▸ **Work to do**:
Retype the full set of records. Keep every character identical.
::::
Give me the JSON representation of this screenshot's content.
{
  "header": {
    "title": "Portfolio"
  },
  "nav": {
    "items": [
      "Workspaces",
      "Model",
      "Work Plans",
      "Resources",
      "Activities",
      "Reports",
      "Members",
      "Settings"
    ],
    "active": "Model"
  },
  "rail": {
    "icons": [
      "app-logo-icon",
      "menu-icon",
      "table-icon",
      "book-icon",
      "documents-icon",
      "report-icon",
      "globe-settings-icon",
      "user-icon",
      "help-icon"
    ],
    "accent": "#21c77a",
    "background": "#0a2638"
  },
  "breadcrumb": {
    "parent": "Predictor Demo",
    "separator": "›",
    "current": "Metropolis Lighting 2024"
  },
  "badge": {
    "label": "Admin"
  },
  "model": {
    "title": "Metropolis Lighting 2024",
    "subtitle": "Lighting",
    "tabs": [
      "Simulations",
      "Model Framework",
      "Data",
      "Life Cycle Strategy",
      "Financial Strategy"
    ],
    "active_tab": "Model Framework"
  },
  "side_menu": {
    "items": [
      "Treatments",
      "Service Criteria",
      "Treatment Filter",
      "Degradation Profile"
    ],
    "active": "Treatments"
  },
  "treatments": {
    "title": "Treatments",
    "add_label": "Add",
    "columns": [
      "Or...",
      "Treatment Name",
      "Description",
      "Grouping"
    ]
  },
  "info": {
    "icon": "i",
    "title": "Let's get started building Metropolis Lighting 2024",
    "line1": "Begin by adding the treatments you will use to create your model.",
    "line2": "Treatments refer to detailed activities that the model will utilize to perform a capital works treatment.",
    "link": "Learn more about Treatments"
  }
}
::::
▸ **Written answer**:
Give me the JSON representation of this screenshot's content.
{
  "header": {
    "title": "Portfolio"
  },
  "nav": {
    "items": [
      "Workspaces",
      "Model",
      "Work Plans",
      "Resources",
      "Activities",
      "Reports",
      "Members",
      "Settings"
    ],
    "active": "Model"
  },
  "rail": {
    "icons": [
      "app-logo-icon",
      "menu-icon",
      "table-icon",
      "book-icon",
      "documents-icon",
      "report-icon",
      "globe-settings-icon",
      "user-icon",
      "help-icon"
    ],
    "accent": "#21c77a",
    "background": "#0a2638"
  },
  "breadcrumb": {
    "parent": "Predictor Demo",
    "separator": "›",
    "current": "Metropolis Lighting 2024"
  },
  "badge": {
    "label": "Admin"
  },
  "model": {
    "title": "Metropolis Lighting 2024",
    "subtitle": "Lighting",
    "tabs": [
      "Simulations",
      "Model Framework",
      "Data",
      "Life Cycle Strategy",
      "Financial Strategy"
    ],
    "active_tab": "Model Framework"
  },
  "side_menu": {
    "items": [
      "Treatments",
      "Service Criteria",
      "Treatment Filter",
      "Degradation Profile"
    ],
    "active": "Treatments"
  },
  "treatments": {
    "title": "Treatments",
    "add_label": "Add",
    "columns": [
      "Or...",
      "Treatment Name",
      "Description",
      "Grouping"
    ]
  },
  "info": {
    "icon": "i",
    "title": "Let's get started building Metropolis Lighting 2024",
    "line1": "Begin by adding the treatments you will use to create your model.",
    "line2": "Treatments refer to detailed activities that the model will utilize to perform a capital works treatment.",
    "link": "Learn more about Treatments"
  }
}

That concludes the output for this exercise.